*** ИСХОДНЫЙ ЛИСТИНГ

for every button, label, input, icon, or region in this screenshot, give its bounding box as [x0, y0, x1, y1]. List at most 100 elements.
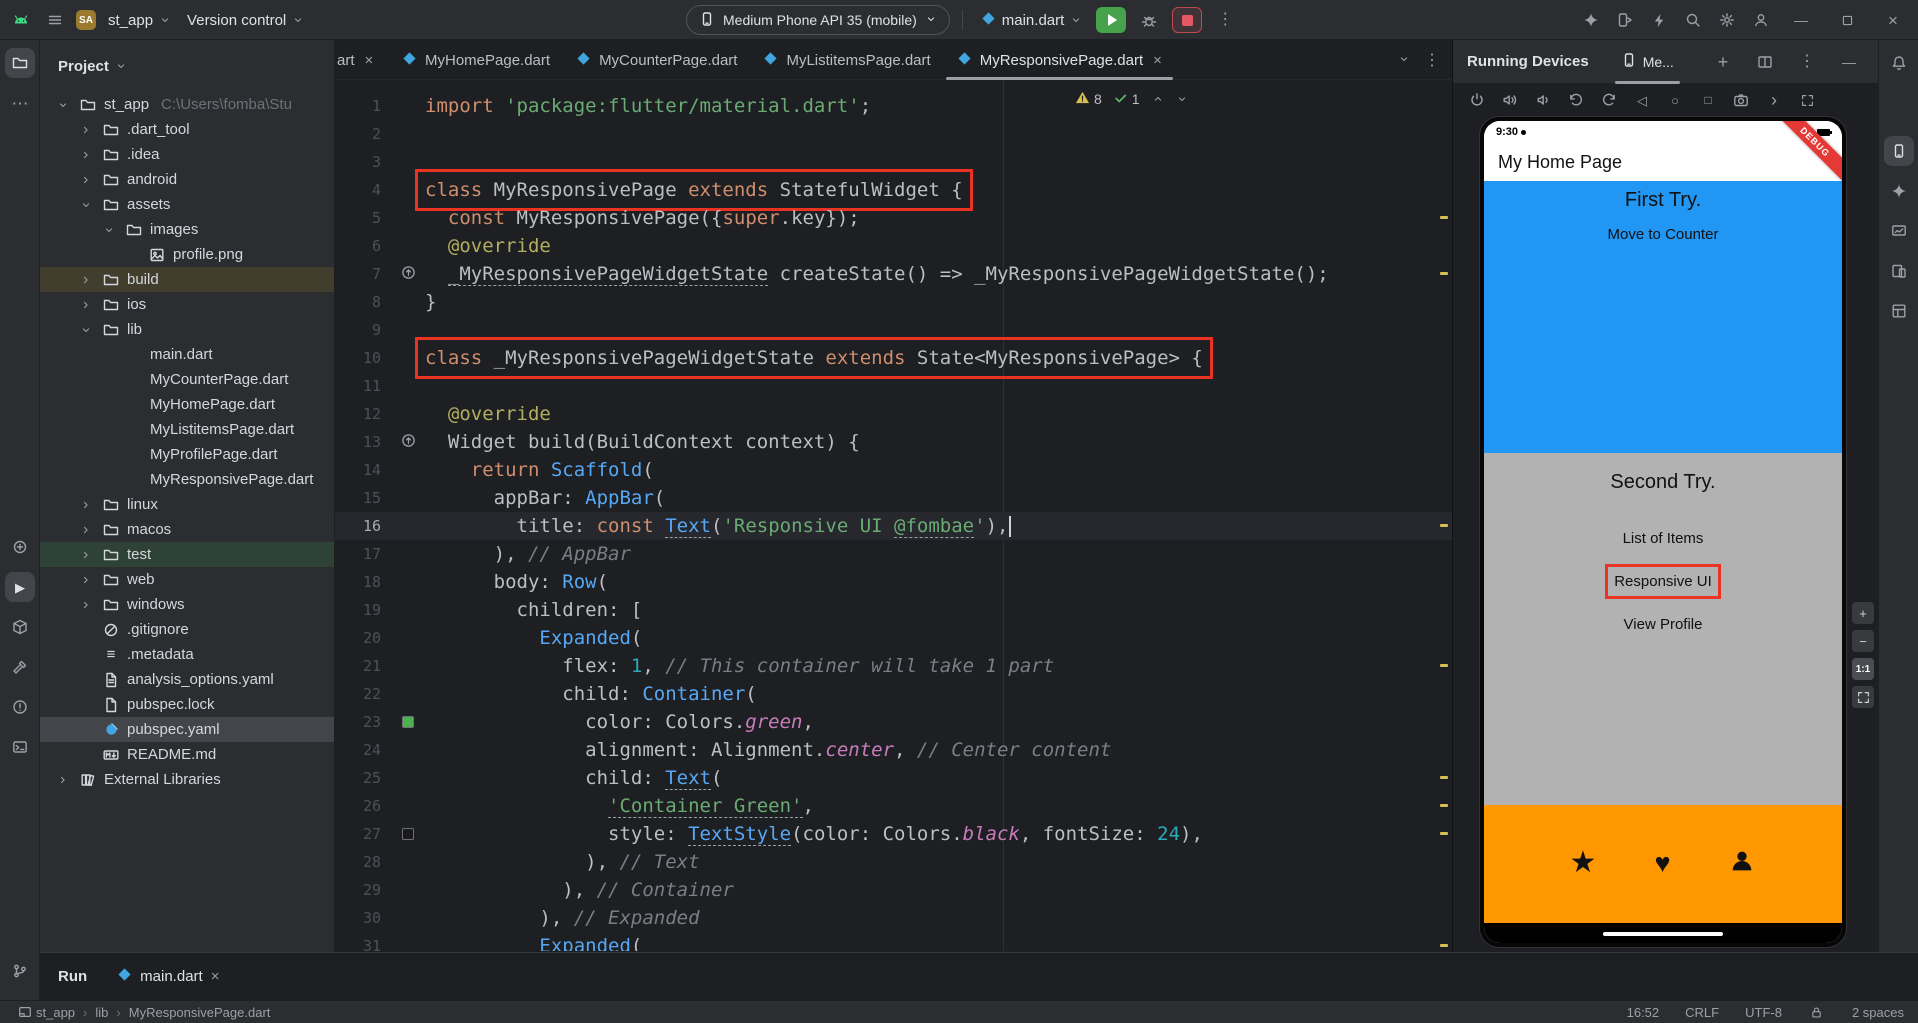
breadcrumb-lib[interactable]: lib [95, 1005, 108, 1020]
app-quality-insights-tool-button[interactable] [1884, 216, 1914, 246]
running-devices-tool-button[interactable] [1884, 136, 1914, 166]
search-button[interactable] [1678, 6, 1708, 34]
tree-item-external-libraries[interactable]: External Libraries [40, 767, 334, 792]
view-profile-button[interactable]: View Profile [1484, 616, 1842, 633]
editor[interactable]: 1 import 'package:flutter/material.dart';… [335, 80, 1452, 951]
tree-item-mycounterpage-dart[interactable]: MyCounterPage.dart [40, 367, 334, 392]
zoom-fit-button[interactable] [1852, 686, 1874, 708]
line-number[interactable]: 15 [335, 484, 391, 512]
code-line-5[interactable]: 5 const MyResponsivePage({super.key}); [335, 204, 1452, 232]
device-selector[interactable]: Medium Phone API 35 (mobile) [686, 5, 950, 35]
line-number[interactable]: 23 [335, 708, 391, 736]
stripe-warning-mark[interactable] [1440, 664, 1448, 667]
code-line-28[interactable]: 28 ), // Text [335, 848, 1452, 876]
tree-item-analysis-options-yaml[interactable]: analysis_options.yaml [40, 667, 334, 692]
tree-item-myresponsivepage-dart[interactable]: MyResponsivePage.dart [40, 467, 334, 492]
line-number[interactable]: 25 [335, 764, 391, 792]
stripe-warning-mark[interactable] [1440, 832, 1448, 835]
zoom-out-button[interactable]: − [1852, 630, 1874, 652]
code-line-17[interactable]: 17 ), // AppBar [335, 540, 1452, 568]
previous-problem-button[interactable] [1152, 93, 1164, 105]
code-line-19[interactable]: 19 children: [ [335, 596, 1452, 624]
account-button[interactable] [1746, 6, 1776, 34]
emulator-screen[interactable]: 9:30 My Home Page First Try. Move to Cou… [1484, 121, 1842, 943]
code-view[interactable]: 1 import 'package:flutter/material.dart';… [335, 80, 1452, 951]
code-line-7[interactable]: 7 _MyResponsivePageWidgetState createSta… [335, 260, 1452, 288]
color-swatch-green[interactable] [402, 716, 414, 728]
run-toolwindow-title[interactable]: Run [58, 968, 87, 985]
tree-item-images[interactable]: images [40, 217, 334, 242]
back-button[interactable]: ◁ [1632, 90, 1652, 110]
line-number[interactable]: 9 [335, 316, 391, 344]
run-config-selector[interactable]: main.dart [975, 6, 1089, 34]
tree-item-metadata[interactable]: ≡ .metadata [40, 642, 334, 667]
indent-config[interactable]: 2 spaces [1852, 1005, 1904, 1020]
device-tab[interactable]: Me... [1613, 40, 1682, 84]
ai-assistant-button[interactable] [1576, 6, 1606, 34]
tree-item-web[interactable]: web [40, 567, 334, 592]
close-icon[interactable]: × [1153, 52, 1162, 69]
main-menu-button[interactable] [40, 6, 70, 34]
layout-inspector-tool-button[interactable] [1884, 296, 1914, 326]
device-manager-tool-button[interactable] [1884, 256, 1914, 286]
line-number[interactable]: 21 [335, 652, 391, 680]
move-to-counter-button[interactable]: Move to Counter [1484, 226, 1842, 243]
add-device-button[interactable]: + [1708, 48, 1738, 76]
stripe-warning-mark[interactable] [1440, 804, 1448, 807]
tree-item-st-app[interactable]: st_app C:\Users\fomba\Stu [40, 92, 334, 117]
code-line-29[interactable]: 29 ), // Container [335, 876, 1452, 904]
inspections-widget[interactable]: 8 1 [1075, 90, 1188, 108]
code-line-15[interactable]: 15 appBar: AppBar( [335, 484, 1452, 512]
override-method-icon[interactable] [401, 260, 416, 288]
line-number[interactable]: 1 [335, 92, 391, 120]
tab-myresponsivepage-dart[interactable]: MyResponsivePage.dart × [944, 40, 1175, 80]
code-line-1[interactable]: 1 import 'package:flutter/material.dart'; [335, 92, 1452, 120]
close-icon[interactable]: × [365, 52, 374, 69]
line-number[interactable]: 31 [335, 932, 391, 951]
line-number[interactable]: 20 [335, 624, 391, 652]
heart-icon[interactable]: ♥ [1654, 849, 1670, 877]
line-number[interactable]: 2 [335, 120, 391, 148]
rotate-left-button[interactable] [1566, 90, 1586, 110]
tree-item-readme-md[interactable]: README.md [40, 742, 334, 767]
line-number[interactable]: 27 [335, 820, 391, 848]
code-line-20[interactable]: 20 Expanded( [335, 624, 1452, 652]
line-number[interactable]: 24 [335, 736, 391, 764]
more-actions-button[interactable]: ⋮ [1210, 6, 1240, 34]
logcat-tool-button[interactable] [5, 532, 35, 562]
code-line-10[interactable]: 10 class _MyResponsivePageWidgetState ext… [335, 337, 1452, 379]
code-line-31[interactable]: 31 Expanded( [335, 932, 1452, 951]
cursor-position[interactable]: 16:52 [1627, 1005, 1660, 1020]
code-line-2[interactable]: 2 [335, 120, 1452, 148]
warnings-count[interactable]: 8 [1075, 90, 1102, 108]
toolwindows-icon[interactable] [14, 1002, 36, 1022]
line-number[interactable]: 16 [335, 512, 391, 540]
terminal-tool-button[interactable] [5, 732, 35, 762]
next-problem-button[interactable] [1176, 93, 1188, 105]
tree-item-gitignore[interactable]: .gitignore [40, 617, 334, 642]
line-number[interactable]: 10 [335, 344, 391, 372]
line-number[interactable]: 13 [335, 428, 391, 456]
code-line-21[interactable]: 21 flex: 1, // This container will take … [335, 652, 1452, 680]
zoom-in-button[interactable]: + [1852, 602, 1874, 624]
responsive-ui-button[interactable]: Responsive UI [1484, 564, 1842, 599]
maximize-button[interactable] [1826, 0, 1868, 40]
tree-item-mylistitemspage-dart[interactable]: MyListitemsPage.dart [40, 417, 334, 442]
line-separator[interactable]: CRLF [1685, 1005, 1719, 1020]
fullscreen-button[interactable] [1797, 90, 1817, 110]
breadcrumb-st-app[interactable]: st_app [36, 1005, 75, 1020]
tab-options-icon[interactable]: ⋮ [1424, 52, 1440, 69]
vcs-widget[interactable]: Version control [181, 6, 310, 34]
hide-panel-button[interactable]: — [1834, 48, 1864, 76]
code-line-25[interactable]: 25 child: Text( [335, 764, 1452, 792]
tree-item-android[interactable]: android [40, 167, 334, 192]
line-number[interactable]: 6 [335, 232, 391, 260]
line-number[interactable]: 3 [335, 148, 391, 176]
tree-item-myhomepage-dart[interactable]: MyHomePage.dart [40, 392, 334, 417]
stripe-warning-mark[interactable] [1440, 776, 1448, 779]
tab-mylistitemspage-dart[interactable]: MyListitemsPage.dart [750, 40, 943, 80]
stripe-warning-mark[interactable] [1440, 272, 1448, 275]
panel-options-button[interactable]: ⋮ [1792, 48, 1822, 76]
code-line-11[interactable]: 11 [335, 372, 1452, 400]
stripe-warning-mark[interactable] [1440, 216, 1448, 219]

******

Перепишите весь листинг выше строка за строкой без изменений, пропустив картинки.

# [ПОЛНЫЙ ОТВЕТ]
for every button, label, input, icon, or region in this screenshot, give its bounding box as [x0, y0, x1, y1]. List at most 100 elements.
breadcrumb-lib[interactable]: lib [95, 1005, 108, 1020]
app-quality-insights-tool-button[interactable] [1884, 216, 1914, 246]
running-devices-tool-button[interactable] [1884, 136, 1914, 166]
search-button[interactable] [1678, 6, 1708, 34]
tree-item-external-libraries[interactable]: External Libraries [40, 767, 334, 792]
view-profile-button[interactable]: View Profile [1484, 616, 1842, 633]
editor[interactable]: 1 import 'package:flutter/material.dart';… [335, 80, 1452, 951]
tree-item-mycounterpage-dart[interactable]: MyCounterPage.dart [40, 367, 334, 392]
zoom-fit-button[interactable] [1852, 686, 1874, 708]
line-number[interactable]: 15 [335, 484, 391, 512]
code-line-5[interactable]: 5 const MyResponsivePage({super.key}); [335, 204, 1452, 232]
device-selector[interactable]: Medium Phone API 35 (mobile) [686, 5, 950, 35]
line-number[interactable]: 23 [335, 708, 391, 736]
stripe-warning-mark[interactable] [1440, 664, 1448, 667]
code-line-28[interactable]: 28 ), // Text [335, 848, 1452, 876]
tree-item-analysis-options-yaml[interactable]: analysis_options.yaml [40, 667, 334, 692]
tree-item-myresponsivepage-dart[interactable]: MyResponsivePage.dart [40, 467, 334, 492]
line-number[interactable]: 25 [335, 764, 391, 792]
stripe-warning-mark[interactable] [1440, 832, 1448, 835]
zoom-out-button[interactable]: − [1852, 630, 1874, 652]
code-line-17[interactable]: 17 ), // AppBar [335, 540, 1452, 568]
previous-problem-button[interactable] [1152, 93, 1164, 105]
code-line-19[interactable]: 19 children: [ [335, 596, 1452, 624]
account-button[interactable] [1746, 6, 1776, 34]
emulator-screen[interactable]: 9:30 My Home Page First Try. Move to Cou… [1484, 121, 1842, 943]
code-view[interactable]: 1 import 'package:flutter/material.dart';… [335, 80, 1452, 951]
code-line-7[interactable]: 7 _MyResponsivePageWidgetState createSta… [335, 260, 1452, 288]
color-swatch-green[interactable] [402, 716, 414, 728]
run-toolwindow-title[interactable]: Run [58, 968, 87, 985]
tree-item-images[interactable]: images [40, 217, 334, 242]
back-button[interactable]: ◁ [1632, 90, 1652, 110]
line-number[interactable]: 9 [335, 316, 391, 344]
run-config-selector[interactable]: main.dart [975, 6, 1089, 34]
tree-item-metadata[interactable]: ≡ .metadata [40, 642, 334, 667]
indent-config[interactable]: 2 spaces [1852, 1005, 1904, 1020]
device-tab[interactable]: Me... [1613, 40, 1682, 84]
ai-assistant-button[interactable] [1576, 6, 1606, 34]
tree-item-web[interactable]: web [40, 567, 334, 592]
close-icon[interactable]: × [1153, 52, 1162, 69]
main-menu-button[interactable] [40, 6, 70, 34]
layout-inspector-tool-button[interactable] [1884, 296, 1914, 326]
device-manager-tool-button[interactable] [1884, 256, 1914, 286]
line-number[interactable]: 21 [335, 652, 391, 680]
move-to-counter-button[interactable]: Move to Counter [1484, 226, 1842, 243]
add-device-button[interactable]: + [1708, 48, 1738, 76]
stripe-warning-mark[interactable] [1440, 804, 1448, 807]
tree-item-st-app[interactable]: st_app C:\Users\fomba\Stu [40, 92, 334, 117]
code-line-29[interactable]: 29 ), // Container [335, 876, 1452, 904]
inspections-widget[interactable]: 8 1 [1075, 90, 1188, 108]
code-line-15[interactable]: 15 appBar: AppBar( [335, 484, 1452, 512]
override-method-icon[interactable] [401, 260, 416, 288]
line-number[interactable]: 1 [335, 92, 391, 120]
tab-myresponsivepage-dart[interactable]: MyResponsivePage.dart × [944, 40, 1175, 80]
code-line-1[interactable]: 1 import 'package:flutter/material.dart'; [335, 92, 1452, 120]
close-icon[interactable]: × [365, 52, 374, 69]
line-number[interactable]: 31 [335, 932, 391, 951]
line-number[interactable]: 20 [335, 624, 391, 652]
heart-icon[interactable]: ♥ [1654, 849, 1670, 877]
line-number[interactable]: 2 [335, 120, 391, 148]
rotate-left-button[interactable] [1566, 90, 1586, 110]
tree-item-readme-md[interactable]: README.md [40, 742, 334, 767]
line-number[interactable]: 27 [335, 820, 391, 848]
code-line-20[interactable]: 20 Expanded( [335, 624, 1452, 652]
line-number[interactable]: 24 [335, 736, 391, 764]
more-actions-button[interactable]: ⋮ [1210, 6, 1240, 34]
logcat-tool-button[interactable] [5, 532, 35, 562]
code-line-10[interactable]: 10 class _MyResponsivePageWidgetState ext… [335, 337, 1452, 379]
code-line-31[interactable]: 31 Expanded( [335, 932, 1452, 951]
cursor-position[interactable]: 16:52 [1627, 1005, 1660, 1020]
code-line-2[interactable]: 2 [335, 120, 1452, 148]
warnings-count[interactable]: 8 [1075, 90, 1102, 108]
toolwindows-icon[interactable] [14, 1002, 36, 1022]
line-number[interactable]: 16 [335, 512, 391, 540]
terminal-tool-button[interactable] [5, 732, 35, 762]
next-problem-button[interactable] [1176, 93, 1188, 105]
tree-item-gitignore[interactable]: .gitignore [40, 617, 334, 642]
line-number[interactable]: 10 [335, 344, 391, 372]
line-number[interactable]: 13 [335, 428, 391, 456]
code-line-21[interactable]: 21 flex: 1, // This container will take … [335, 652, 1452, 680]
zoom-in-button[interactable]: + [1852, 602, 1874, 624]
responsive-ui-button[interactable]: Responsive UI [1484, 564, 1842, 599]
maximize-button[interactable] [1826, 0, 1868, 40]
tree-item-mylistitemspage-dart[interactable]: MyListitemsPage.dart [40, 417, 334, 442]
line-separator[interactable]: CRLF [1685, 1005, 1719, 1020]
fullscreen-button[interactable] [1797, 90, 1817, 110]
breadcrumb-st-app[interactable]: st_app [36, 1005, 75, 1020]
tab-options-icon[interactable]: ⋮ [1424, 52, 1440, 69]
vcs-widget[interactable]: Version control [181, 6, 310, 34]
hide-panel-button[interactable]: — [1834, 48, 1864, 76]
code-line-25[interactable]: 25 child: Text( [335, 764, 1452, 792]
tree-item-android[interactable]: android [40, 167, 334, 192]
line-number[interactable]: 6 [335, 232, 391, 260]
line-number[interactable]: 3 [335, 148, 391, 176]
tree-item-myhomepage-dart[interactable]: MyHomePage.dart [40, 392, 334, 417]
stripe-warning-mark[interactable] [1440, 776, 1448, 779]
tab-mylistitemspage-dart[interactable]: MyListitemsPage.dart [750, 40, 943, 80]
stripe-warning-mark[interactable] [1440, 272, 1448, 275]
panel-options-button[interactable]: ⋮ [1792, 48, 1822, 76]
code-line-11[interactable]: 11 [335, 372, 1452, 400]
stripe-warning-mark[interactable] [1440, 216, 1448, 219]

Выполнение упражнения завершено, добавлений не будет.